▶ _Required task_
Copy every line of the data that contains the string "this".

Stored entries:

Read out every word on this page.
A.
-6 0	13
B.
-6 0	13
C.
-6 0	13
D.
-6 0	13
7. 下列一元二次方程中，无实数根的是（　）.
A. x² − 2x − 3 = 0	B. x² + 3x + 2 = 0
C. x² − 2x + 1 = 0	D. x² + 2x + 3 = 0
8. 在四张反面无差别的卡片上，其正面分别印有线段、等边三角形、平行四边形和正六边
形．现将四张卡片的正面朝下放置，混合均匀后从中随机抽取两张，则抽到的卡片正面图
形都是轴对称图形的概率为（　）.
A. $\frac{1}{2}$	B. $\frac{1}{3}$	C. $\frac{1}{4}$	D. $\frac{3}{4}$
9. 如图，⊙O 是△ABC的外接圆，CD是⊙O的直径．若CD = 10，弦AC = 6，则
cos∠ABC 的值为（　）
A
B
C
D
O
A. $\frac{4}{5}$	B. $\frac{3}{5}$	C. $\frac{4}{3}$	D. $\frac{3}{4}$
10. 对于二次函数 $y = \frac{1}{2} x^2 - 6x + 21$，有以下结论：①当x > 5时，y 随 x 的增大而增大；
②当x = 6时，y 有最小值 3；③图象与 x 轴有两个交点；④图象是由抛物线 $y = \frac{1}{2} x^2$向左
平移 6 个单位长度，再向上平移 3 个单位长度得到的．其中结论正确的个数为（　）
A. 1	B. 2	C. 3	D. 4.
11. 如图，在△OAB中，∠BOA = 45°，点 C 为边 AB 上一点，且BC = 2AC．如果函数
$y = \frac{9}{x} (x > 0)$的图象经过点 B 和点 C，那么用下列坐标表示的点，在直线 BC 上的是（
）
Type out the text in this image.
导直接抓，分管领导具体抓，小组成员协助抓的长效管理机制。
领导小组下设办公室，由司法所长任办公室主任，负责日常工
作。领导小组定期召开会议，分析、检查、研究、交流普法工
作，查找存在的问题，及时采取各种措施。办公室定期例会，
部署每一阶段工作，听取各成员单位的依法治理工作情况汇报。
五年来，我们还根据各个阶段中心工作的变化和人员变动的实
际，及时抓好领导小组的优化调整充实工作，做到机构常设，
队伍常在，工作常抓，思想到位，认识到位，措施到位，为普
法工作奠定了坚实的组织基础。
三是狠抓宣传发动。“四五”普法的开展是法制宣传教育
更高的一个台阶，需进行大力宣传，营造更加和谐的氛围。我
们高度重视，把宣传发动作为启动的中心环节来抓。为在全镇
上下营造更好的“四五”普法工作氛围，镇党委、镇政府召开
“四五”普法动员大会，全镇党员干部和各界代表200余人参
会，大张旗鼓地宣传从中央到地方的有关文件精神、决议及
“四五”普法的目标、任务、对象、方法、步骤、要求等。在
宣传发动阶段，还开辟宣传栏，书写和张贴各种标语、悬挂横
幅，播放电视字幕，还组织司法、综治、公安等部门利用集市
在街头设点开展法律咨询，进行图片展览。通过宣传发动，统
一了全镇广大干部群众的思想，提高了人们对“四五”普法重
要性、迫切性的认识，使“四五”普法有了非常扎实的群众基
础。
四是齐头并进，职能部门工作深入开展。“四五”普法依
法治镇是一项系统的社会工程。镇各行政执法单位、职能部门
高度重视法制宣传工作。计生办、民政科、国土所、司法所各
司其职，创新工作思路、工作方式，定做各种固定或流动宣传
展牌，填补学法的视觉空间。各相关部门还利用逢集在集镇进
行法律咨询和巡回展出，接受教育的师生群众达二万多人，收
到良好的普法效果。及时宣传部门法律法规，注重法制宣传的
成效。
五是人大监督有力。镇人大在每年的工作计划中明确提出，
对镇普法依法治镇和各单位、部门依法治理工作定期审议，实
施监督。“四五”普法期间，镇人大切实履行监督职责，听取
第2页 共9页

▶ _Exercise solution_
Read out every word on this page.
Type out the text in this image.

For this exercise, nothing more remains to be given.